PROBLEM DESCRIPTION => Reproduce the listing below word for word, keeping every line unchanged and in the same order.

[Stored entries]
## BEGIN
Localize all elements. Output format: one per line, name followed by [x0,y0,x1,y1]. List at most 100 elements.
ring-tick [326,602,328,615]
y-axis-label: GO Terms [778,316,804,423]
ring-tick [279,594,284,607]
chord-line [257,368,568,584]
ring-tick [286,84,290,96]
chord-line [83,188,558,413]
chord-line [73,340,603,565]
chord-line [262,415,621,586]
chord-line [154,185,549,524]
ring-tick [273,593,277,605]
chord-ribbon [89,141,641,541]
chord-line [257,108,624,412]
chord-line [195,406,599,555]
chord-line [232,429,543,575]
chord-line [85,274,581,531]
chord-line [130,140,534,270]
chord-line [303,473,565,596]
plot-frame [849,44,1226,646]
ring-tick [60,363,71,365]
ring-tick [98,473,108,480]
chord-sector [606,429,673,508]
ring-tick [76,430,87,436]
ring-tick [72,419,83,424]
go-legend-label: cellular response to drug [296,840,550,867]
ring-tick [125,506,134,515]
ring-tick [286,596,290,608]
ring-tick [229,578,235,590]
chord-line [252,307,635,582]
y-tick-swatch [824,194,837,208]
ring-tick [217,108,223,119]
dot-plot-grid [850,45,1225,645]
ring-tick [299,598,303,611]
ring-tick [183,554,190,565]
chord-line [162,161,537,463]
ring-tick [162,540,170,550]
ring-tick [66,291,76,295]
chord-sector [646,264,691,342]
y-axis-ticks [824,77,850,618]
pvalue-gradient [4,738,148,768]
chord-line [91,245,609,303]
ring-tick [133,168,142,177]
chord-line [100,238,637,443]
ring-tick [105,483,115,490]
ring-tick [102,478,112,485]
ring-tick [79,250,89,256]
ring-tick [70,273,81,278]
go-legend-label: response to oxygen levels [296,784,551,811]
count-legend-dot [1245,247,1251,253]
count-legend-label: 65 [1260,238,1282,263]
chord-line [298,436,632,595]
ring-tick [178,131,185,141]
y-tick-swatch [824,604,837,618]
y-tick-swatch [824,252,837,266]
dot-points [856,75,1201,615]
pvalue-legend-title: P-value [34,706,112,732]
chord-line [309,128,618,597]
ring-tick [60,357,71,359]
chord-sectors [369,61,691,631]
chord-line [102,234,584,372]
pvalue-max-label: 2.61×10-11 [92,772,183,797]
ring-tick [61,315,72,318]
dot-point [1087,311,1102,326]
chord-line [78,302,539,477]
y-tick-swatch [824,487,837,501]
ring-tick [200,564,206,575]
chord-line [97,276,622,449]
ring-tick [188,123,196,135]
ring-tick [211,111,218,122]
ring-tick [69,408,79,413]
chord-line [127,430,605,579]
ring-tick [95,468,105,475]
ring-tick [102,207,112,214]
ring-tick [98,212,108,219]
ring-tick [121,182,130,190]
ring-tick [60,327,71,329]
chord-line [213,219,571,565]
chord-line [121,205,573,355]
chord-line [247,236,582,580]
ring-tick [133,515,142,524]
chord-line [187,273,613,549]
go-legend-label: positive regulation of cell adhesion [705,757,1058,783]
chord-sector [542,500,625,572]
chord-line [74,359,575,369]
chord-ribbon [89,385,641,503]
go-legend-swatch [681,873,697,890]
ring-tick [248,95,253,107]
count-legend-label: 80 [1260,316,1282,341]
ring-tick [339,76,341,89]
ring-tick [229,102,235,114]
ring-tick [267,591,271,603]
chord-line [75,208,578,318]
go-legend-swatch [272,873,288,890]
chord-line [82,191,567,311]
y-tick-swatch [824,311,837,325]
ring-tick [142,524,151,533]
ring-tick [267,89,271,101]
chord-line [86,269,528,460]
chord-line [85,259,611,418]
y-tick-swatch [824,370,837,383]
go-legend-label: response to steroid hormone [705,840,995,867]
## END
EXERCISE ANSWER =>
Localize all elements. Output format: one per line, name followed by [x0,y0,x1,y1]. List at most 100 elements.
ring-tick [326,602,328,615]
y-axis-label: GO Terms [778,316,804,423]
ring-tick [279,594,284,607]
chord-line [257,368,568,584]
ring-tick [286,84,290,96]
chord-line [83,188,558,413]
chord-line [73,340,603,565]
chord-line [262,415,621,586]
chord-line [154,185,549,524]
ring-tick [273,593,277,605]
chord-ribbon [89,141,641,541]
chord-line [257,108,624,412]
chord-line [195,406,599,555]
chord-line [232,429,543,575]
chord-line [85,274,581,531]
chord-line [130,140,534,270]
chord-line [303,473,565,596]
plot-frame [849,44,1226,646]
ring-tick [60,363,71,365]
ring-tick [98,473,108,480]
chord-sector [606,429,673,508]
ring-tick [76,430,87,436]
ring-tick [72,419,83,424]
go-legend-label: cellular response to drug [296,840,550,867]
ring-tick [125,506,134,515]
ring-tick [286,596,290,608]
ring-tick [229,578,235,590]
chord-line [252,307,635,582]
y-tick-swatch [824,194,837,208]
ring-tick [217,108,223,119]
dot-plot-grid [850,45,1225,645]
ring-tick [299,598,303,611]
ring-tick [183,554,190,565]
chord-line [162,161,537,463]
ring-tick [162,540,170,550]
ring-tick [66,291,76,295]
chord-sector [646,264,691,342]
y-axis-ticks [824,77,850,618]
pvalue-gradient [4,738,148,768]
chord-line [91,245,609,303]
ring-tick [133,168,142,177]
chord-line [100,238,637,443]
ring-tick [105,483,115,490]
ring-tick [102,478,112,485]
ring-tick [79,250,89,256]
ring-tick [70,273,81,278]
go-legend-label: response to oxygen levels [296,784,551,811]
count-legend-dot [1245,247,1251,253]
count-legend-label: 65 [1260,238,1282,263]
chord-line [298,436,632,595]
ring-tick [178,131,185,141]
y-tick-swatch [824,604,837,618]
y-tick-swatch [824,252,837,266]
dot-points [856,75,1201,615]
pvalue-legend-title: P-value [34,706,112,732]
chord-line [309,128,618,597]
ring-tick [60,357,71,359]
chord-sectors [369,61,691,631]
chord-line [102,234,584,372]
pvalue-max-label: 2.61×10-11 [92,772,183,797]
ring-tick [61,315,72,318]
dot-point [1087,311,1102,326]
chord-line [78,302,539,477]
y-tick-swatch [824,487,837,501]
ring-tick [200,564,206,575]
chord-line [97,276,622,449]
ring-tick [188,123,196,135]
ring-tick [211,111,218,122]
ring-tick [69,408,79,413]
chord-line [127,430,605,579]
ring-tick [95,468,105,475]
ring-tick [102,207,112,214]
ring-tick [98,212,108,219]
ring-tick [121,182,130,190]
ring-tick [60,327,71,329]
chord-line [213,219,571,565]
chord-line [121,205,573,355]
chord-line [247,236,582,580]
ring-tick [133,515,142,524]
chord-line [187,273,613,549]
go-legend-label: positive regulation of cell adhesion [705,757,1058,783]
chord-sector [542,500,625,572]
chord-line [74,359,575,369]
chord-ribbon [89,385,641,503]
go-legend-swatch [681,873,697,890]
ring-tick [248,95,253,107]
count-legend-label: 80 [1260,316,1282,341]
ring-tick [339,76,341,89]
ring-tick [229,102,235,114]
ring-tick [267,591,271,603]
chord-line [75,208,578,318]
go-legend-swatch [272,873,288,890]
chord-line [82,191,567,311]
y-tick-swatch [824,311,837,325]
ring-tick [142,524,151,533]
ring-tick [267,89,271,101]
chord-line [86,269,528,460]
chord-line [85,259,611,418]
y-tick-swatch [824,370,837,383]
go-legend-label: response to steroid hormone [705,840,995,867]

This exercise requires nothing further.